Written task: Where a line in the listing contains the string "What", copy that line out.

Entries from a dataset:
=====
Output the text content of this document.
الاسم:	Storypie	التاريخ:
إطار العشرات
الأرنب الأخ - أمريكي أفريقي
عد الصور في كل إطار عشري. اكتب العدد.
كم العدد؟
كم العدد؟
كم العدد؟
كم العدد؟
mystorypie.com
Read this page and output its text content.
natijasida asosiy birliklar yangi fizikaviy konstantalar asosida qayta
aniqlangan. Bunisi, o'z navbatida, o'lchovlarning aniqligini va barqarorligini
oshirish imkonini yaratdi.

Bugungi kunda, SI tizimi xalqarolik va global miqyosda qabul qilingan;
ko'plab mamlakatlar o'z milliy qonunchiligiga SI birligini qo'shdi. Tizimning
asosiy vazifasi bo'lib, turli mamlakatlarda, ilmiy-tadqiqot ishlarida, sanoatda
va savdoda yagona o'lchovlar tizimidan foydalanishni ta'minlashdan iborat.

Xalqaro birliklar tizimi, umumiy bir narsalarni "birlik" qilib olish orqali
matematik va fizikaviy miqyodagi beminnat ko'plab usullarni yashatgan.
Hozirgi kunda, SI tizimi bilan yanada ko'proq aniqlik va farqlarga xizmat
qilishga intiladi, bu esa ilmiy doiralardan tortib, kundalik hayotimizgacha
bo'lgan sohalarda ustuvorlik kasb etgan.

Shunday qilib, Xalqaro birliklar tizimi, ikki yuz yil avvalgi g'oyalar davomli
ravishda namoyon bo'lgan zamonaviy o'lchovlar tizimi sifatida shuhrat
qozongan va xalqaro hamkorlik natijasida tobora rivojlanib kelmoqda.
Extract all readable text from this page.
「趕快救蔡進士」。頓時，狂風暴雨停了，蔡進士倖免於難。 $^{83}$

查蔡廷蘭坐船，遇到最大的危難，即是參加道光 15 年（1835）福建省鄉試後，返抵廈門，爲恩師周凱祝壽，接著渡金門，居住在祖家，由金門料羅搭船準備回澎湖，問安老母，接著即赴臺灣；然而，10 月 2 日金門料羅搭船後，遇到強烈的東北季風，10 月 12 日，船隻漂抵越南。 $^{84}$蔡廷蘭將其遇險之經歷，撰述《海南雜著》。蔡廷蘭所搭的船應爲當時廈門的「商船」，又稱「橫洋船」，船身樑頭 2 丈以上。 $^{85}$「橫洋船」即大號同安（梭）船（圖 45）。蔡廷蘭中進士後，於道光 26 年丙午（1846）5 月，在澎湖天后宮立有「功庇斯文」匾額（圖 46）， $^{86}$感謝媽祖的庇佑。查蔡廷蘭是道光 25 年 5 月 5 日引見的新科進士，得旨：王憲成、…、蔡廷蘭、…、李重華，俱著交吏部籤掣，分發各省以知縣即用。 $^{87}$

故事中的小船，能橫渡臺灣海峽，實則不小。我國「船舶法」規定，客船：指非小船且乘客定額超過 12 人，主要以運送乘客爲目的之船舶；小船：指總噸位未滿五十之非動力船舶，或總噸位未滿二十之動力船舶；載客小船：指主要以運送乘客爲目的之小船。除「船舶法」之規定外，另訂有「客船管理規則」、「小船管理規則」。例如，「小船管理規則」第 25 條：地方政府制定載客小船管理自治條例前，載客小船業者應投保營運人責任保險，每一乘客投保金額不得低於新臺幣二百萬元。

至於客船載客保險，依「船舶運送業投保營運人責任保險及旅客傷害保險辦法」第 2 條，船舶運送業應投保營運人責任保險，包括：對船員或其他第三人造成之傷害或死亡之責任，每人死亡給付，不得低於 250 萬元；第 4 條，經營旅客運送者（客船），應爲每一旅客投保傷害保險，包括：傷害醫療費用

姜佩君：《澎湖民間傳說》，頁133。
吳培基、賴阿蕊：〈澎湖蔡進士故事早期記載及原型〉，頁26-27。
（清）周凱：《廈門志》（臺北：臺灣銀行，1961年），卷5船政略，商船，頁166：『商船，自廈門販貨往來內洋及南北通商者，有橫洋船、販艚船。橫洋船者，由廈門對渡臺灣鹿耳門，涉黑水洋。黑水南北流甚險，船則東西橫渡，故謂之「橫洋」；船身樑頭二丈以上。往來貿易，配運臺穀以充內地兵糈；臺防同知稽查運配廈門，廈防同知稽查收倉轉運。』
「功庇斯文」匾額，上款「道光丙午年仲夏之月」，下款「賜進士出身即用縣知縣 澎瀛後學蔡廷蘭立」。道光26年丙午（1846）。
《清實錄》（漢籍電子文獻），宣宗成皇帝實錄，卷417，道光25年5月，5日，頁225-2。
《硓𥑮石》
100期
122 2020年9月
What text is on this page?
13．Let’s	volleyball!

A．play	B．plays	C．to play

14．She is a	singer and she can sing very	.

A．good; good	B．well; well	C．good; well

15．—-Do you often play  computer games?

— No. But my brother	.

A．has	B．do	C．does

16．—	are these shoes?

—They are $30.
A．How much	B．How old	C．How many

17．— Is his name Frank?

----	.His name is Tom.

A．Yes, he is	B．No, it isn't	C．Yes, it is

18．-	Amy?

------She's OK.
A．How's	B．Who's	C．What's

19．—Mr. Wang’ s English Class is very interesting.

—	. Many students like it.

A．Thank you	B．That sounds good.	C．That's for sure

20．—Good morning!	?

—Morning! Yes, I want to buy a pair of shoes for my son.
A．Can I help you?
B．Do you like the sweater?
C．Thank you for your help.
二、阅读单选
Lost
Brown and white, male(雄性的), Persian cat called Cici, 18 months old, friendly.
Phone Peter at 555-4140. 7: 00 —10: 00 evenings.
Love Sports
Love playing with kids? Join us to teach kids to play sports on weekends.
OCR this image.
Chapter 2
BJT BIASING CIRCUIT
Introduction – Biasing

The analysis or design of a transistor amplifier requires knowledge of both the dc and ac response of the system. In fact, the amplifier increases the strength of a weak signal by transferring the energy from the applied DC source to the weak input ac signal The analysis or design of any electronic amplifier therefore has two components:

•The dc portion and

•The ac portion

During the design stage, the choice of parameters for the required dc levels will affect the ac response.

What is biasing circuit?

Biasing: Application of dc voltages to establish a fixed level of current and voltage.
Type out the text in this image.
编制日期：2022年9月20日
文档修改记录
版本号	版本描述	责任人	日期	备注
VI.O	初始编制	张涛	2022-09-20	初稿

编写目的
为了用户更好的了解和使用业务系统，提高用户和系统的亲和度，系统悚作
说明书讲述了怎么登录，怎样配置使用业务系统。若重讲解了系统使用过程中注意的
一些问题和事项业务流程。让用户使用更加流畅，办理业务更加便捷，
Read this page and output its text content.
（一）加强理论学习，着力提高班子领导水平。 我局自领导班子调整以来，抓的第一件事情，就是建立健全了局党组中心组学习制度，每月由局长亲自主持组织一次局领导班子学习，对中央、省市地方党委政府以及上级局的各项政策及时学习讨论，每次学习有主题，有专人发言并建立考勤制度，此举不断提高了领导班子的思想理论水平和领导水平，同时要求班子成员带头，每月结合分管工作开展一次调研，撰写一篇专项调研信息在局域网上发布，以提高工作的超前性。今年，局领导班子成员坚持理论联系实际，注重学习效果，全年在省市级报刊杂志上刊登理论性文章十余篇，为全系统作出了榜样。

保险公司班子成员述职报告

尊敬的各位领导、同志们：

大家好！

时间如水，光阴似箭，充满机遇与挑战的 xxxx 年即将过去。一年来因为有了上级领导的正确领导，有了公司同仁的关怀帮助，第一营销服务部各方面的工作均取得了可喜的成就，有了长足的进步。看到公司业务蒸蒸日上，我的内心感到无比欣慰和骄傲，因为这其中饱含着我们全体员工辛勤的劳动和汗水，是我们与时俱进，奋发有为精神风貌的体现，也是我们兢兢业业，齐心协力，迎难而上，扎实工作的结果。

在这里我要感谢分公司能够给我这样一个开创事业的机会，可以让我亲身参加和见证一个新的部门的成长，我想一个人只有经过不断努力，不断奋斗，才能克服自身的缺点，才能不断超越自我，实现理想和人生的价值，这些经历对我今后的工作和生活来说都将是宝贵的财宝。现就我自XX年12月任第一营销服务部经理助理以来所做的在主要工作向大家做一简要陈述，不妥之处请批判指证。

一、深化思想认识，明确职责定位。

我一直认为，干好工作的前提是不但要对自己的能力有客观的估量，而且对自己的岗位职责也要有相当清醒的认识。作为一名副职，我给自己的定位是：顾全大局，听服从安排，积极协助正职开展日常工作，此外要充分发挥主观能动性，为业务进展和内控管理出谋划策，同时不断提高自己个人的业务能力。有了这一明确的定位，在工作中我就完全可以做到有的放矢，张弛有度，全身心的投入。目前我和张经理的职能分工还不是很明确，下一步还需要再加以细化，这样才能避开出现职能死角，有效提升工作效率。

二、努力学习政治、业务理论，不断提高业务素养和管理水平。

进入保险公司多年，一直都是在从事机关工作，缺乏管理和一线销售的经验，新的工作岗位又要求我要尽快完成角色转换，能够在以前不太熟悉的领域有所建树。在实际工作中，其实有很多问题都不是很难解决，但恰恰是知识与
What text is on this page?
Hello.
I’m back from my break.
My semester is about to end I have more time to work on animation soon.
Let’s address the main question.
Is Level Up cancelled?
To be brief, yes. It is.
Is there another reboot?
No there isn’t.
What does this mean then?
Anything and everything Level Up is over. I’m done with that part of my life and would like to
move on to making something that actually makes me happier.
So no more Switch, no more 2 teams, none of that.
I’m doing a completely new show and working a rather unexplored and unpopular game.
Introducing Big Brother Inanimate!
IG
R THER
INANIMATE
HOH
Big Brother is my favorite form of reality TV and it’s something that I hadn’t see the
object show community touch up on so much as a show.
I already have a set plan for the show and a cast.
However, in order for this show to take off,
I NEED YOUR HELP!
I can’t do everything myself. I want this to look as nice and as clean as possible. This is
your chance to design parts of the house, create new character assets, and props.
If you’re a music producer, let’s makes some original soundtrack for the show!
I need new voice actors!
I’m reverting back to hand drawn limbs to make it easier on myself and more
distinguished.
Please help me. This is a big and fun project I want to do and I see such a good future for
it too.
=====
Output for this exercise:
What text is on this page?
A．How's	B．Who's	C．What's
What is biasing circuit?
What text is on this page?
What does this mean then?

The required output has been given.